** START OF Records supplied **

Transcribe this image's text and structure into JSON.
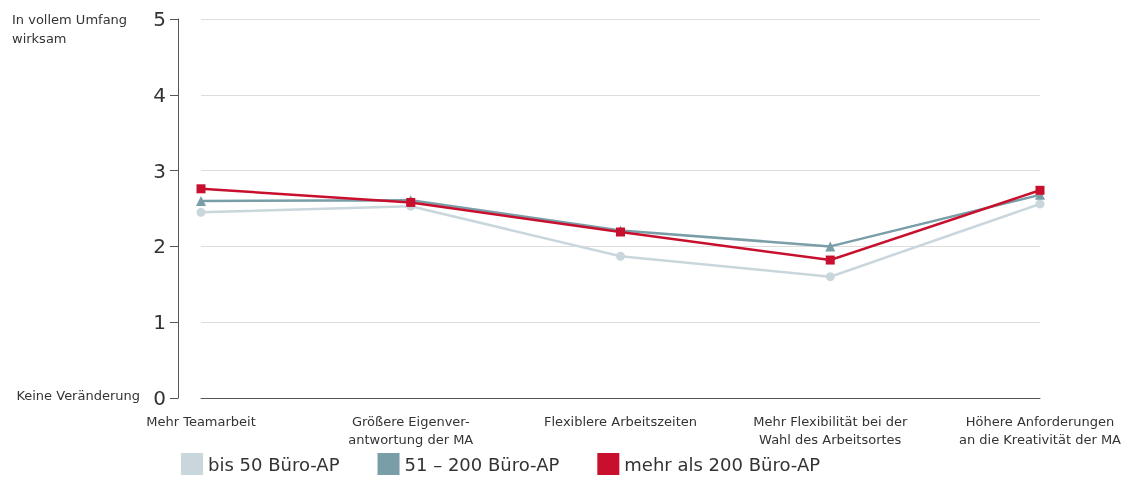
{
  "chart_data": {
    "type": "line",
    "categories": [
      "Mehr Teamarbeit",
      "Größere Eigenver-\nantwortung der MA",
      "Flexiblere Arbeitszeiten",
      "Mehr Flexibilität bei der\nWahl des Arbeitsortes",
      "Höhere Anforderungen\nan die Kreativität der MA"
    ],
    "series": [
      {
        "name": "bis 50 Büro-AP",
        "color": "#c9d7dd",
        "marker": "circle",
        "values": [
          2.45,
          2.53,
          1.87,
          1.6,
          2.56
        ]
      },
      {
        "name": "51 – 200 Büro-AP",
        "color": "#7a9ea8",
        "marker": "triangle",
        "values": [
          2.6,
          2.61,
          2.21,
          2.0,
          2.68
        ]
      },
      {
        "name": "mehr als 200 Büro-AP",
        "color": "#c8102e",
        "marker": "square",
        "values": [
          2.76,
          2.58,
          2.19,
          1.82,
          2.74
        ]
      }
    ],
    "ylim": [
      0,
      5
    ],
    "yticks": [
      0,
      1,
      2,
      3,
      4,
      5
    ],
    "grid": "y",
    "legend": "bottom left",
    "annotations": [
      "In vollem Umfang\nwirksam",
      "Keine Veränderung"
    ]
  }
}
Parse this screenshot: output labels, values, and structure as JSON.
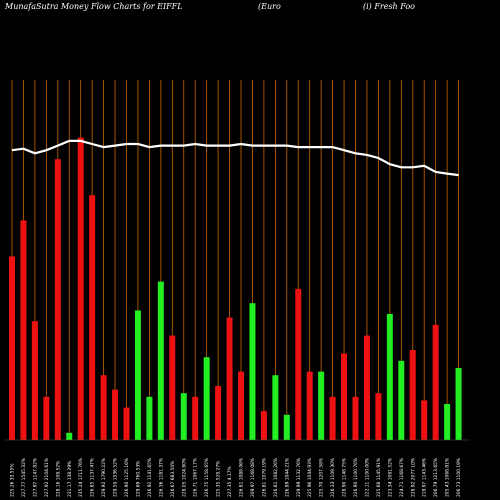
{
  "header": {
    "brand": "MunafaSutra  Money Flow  Charts for EIFFL",
    "company_part1": "(Euro",
    "company_part2": "(i) Fresh Foo"
  },
  "chart_data": {
    "type": "bar",
    "title": "MunafaSutra  Money Flow  Charts for EIFFL",
    "categories": [
      "225.26 33.55%",
      "227.77 1545.32%",
      "227.97 1147.82%",
      "227.92 2104.61%",
      "228.16 108.52%",
      "231.17 138.29%",
      "235.24 1711.76%",
      "226.85 1137.47%",
      "229.92 1790.22%",
      "229.50 1536.52%",
      "226.90 1125.16%",
      "229.69 760.53%",
      "226.92 1141.65%",
      "226.36 1181.37%",
      "226.67 683.50%",
      "228.05 1024.80%",
      "226.71 1067.17%",
      "226.75 1158.65%",
      "225.35 528.27%",
      "227.35 4.17%",
      "226.81 1088.06%",
      "209.97 1168.08%",
      "226.81 1079.19%",
      "226.81 1082.26%",
      "226.89 1044.21%",
      "229.99 1132.76%",
      "225.96 1044.93%",
      "225.70 1207.58%",
      "226.33 1109.30%",
      "228.90 1148.75%",
      "226.90 1100.76%",
      "222.11 1100.00%",
      "225.68 1145.91%",
      "223.34 1081.52%",
      "224.71 1168.67%",
      "228.92 2077.10%",
      "219.97 1143.46%",
      "206.79 1213.65%",
      "205.43 1068.81%",
      "206.73 1100.19%"
    ],
    "series": [
      {
        "direction": [
          "down",
          "down",
          "down",
          "down",
          "down",
          "up",
          "down",
          "down",
          "down",
          "down",
          "down",
          "up",
          "up",
          "up",
          "down",
          "up",
          "down",
          "up",
          "down",
          "down",
          "down",
          "up",
          "down",
          "up",
          "up",
          "down",
          "down",
          "up",
          "down",
          "down",
          "down",
          "down",
          "down",
          "up",
          "up",
          "down",
          "down",
          "down",
          "up",
          "up"
        ],
        "values": [
          51,
          61,
          33,
          12,
          78,
          2,
          84,
          68,
          18,
          14,
          9,
          36,
          12,
          44,
          29,
          13,
          12,
          23,
          15,
          34,
          19,
          38,
          8,
          18,
          7,
          42,
          19,
          19,
          12,
          24,
          12,
          29,
          13,
          35,
          22,
          25,
          11,
          32,
          10,
          20
        ]
      }
    ],
    "price_line": [
      152,
      153,
      150,
      152,
      155,
      158,
      158,
      156,
      154,
      155,
      156,
      156,
      154,
      155,
      155,
      155,
      156,
      155,
      155,
      155,
      156,
      155,
      155,
      155,
      155,
      154,
      154,
      154,
      154,
      152,
      150,
      149,
      147,
      143,
      141,
      141,
      142,
      138,
      137,
      136
    ],
    "colors": {
      "up": "#22ee22",
      "down": "#ee1111",
      "price_line": "#ffffff",
      "grid": "#cc6600",
      "background": "#000000"
    },
    "ylim": [
      0,
      100
    ],
    "grid": "vertical"
  }
}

** END OF Records supplied **

Replicate the material above verbatim; images stay out of the copy.

◆ Task solution
Transcribe this image's text and structure into JSON.
{
  "chart_data": {
    "type": "line",
    "categories": [
      "Mehr Teamarbeit",
      "Größere Eigenver-\nantwortung der MA",
      "Flexiblere Arbeitszeiten",
      "Mehr Flexibilität bei der\nWahl des Arbeitsortes",
      "Höhere Anforderungen\nan die Kreativität der MA"
    ],
    "series": [
      {
        "name": "bis 50 Büro-AP",
        "color": "#c9d7dd",
        "marker": "circle",
        "values": [
          2.45,
          2.53,
          1.87,
          1.6,
          2.56
        ]
      },
      {
        "name": "51 – 200 Büro-AP",
        "color": "#7a9ea8",
        "marker": "triangle",
        "values": [
          2.6,
          2.61,
          2.21,
          2.0,
          2.68
        ]
      },
      {
        "name": "mehr als 200 Büro-AP",
        "color": "#c8102e",
        "marker": "square",
        "values": [
          2.76,
          2.58,
          2.19,
          1.82,
          2.74
        ]
      }
    ],
    "ylim": [
      0,
      5
    ],
    "yticks": [
      0,
      1,
      2,
      3,
      4,
      5
    ],
    "grid": "y",
    "legend": "bottom left",
    "annotations": [
      "In vollem Umfang\nwirksam",
      "Keine Veränderung"
    ]
  }
}
Parse this screenshot: output labels, values, and structure as JSON.
{
  "header": {
    "brand": "MunafaSutra  Money Flow  Charts for EIFFL",
    "company_part1": "(Euro",
    "company_part2": "(i) Fresh Foo"
  },
  "chart_data": {
    "type": "bar",
    "title": "MunafaSutra  Money Flow  Charts for EIFFL",
    "categories": [
      "225.26 33.55%",
      "227.77 1545.32%",
      "227.97 1147.82%",
      "227.92 2104.61%",
      "228.16 108.52%",
      "231.17 138.29%",
      "235.24 1711.76%",
      "226.85 1137.47%",
      "229.92 1790.22%",
      "229.50 1536.52%",
      "226.90 1125.16%",
      "229.69 760.53%",
      "226.92 1141.65%",
      "226.36 1181.37%",
      "226.67 683.50%",
      "228.05 1024.80%",
      "226.71 1067.17%",
      "226.75 1158.65%",
      "225.35 528.27%",
      "227.35 4.17%",
      "226.81 1088.06%",
      "209.97 1168.08%",
      "226.81 1079.19%",
      "226.81 1082.26%",
      "226.89 1044.21%",
      "229.99 1132.76%",
      "225.96 1044.93%",
      "225.70 1207.58%",
      "226.33 1109.30%",
      "228.90 1148.75%",
      "226.90 1100.76%",
      "222.11 1100.00%",
      "225.68 1145.91%",
      "223.34 1081.52%",
      "224.71 1168.67%",
      "228.92 2077.10%",
      "219.97 1143.46%",
      "206.79 1213.65%",
      "205.43 1068.81%",
      "206.73 1100.19%"
    ],
    "series": [
      {
        "direction": [
          "down",
          "down",
          "down",
          "down",
          "down",
          "up",
          "down",
          "down",
          "down",
          "down",
          "down",
          "up",
          "up",
          "up",
          "down",
          "up",
          "down",
          "up",
          "down",
          "down",
          "down",
          "up",
          "down",
          "up",
          "up",
          "down",
          "down",
          "up",
          "down",
          "down",
          "down",
          "down",
          "down",
          "up",
          "up",
          "down",
          "down",
          "down",
          "up",
          "up"
        ],
        "values": [
          51,
          61,
          33,
          12,
          78,
          2,
          84,
          68,
          18,
          14,
          9,
          36,
          12,
          44,
          29,
          13,
          12,
          23,
          15,
          34,
          19,
          38,
          8,
          18,
          7,
          42,
          19,
          19,
          12,
          24,
          12,
          29,
          13,
          35,
          22,
          25,
          11,
          32,
          10,
          20
        ]
      }
    ],
    "price_line": [
      152,
      153,
      150,
      152,
      155,
      158,
      158,
      156,
      154,
      155,
      156,
      156,
      154,
      155,
      155,
      155,
      156,
      155,
      155,
      155,
      156,
      155,
      155,
      155,
      155,
      154,
      154,
      154,
      154,
      152,
      150,
      149,
      147,
      143,
      141,
      141,
      142,
      138,
      137,
      136
    ],
    "colors": {
      "up": "#22ee22",
      "down": "#ee1111",
      "price_line": "#ffffff",
      "grid": "#cc6600",
      "background": "#000000"
    },
    "ylim": [
      0,
      100
    ],
    "grid": "vertical"
  }
}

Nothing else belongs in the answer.